─── ENTRIES PROVIDED

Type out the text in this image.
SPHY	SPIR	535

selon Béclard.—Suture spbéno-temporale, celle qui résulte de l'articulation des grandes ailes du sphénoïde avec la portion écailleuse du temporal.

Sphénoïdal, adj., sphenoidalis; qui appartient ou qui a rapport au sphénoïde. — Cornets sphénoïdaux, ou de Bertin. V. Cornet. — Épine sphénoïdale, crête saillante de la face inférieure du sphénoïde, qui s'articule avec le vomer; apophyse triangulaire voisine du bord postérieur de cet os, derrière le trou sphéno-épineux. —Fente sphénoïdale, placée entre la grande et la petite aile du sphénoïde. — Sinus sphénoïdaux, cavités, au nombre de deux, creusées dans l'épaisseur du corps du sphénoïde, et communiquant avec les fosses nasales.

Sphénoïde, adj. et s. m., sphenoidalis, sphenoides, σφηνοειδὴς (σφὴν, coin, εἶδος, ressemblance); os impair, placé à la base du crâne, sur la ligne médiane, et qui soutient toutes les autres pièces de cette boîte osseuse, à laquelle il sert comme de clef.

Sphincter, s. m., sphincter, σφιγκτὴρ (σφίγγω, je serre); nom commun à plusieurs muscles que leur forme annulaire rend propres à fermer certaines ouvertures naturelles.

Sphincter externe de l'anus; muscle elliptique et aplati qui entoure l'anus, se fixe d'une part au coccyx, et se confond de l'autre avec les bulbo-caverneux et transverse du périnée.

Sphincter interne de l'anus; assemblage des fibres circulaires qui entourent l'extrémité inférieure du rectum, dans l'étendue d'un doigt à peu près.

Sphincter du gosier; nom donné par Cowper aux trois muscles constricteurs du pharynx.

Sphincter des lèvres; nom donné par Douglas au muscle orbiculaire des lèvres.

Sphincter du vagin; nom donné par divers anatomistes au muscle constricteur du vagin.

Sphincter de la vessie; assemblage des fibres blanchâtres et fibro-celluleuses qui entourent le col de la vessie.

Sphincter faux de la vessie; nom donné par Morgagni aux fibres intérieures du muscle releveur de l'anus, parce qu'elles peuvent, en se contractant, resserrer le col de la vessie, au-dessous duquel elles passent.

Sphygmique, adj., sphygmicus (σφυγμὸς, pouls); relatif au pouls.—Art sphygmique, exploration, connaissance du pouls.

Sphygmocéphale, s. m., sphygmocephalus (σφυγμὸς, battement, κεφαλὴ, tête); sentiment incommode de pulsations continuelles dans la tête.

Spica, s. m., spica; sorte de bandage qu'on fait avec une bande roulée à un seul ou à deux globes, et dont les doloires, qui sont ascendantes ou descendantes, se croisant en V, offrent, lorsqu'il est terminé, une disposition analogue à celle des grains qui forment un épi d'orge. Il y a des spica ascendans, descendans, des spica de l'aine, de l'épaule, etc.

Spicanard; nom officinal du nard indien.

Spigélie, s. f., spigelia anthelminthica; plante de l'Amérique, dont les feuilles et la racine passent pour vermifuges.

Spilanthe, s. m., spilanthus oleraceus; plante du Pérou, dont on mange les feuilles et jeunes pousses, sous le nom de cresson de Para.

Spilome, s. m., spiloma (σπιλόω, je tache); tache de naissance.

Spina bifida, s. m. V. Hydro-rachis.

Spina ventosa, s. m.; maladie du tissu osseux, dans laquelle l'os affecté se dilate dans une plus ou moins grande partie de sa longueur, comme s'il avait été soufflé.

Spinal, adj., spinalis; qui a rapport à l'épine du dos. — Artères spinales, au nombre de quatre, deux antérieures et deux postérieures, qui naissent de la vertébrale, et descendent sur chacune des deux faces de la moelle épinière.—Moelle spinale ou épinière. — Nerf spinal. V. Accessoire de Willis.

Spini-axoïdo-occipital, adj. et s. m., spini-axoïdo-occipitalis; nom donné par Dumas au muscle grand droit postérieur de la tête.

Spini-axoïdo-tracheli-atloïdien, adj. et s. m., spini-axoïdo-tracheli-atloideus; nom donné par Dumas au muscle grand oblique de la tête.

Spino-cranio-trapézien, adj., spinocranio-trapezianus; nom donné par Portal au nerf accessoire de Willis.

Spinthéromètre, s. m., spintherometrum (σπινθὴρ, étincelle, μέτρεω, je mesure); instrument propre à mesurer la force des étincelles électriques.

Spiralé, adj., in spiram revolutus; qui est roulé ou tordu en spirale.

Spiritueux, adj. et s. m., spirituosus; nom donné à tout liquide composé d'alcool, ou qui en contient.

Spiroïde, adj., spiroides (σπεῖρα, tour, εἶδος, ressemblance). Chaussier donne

──────

Extract lines where the string "assemblage" occurs.

Sphincter interne de l'anus; assemblage des fibres circulaires qui entourent l'extrémité inférieure du rectum, dans l'étendue d'un doigt à peu près.
Sphincter de la vessie; assemblage des fibres blanchâtres et fibro-celluleuses qui entourent le col de la vessie.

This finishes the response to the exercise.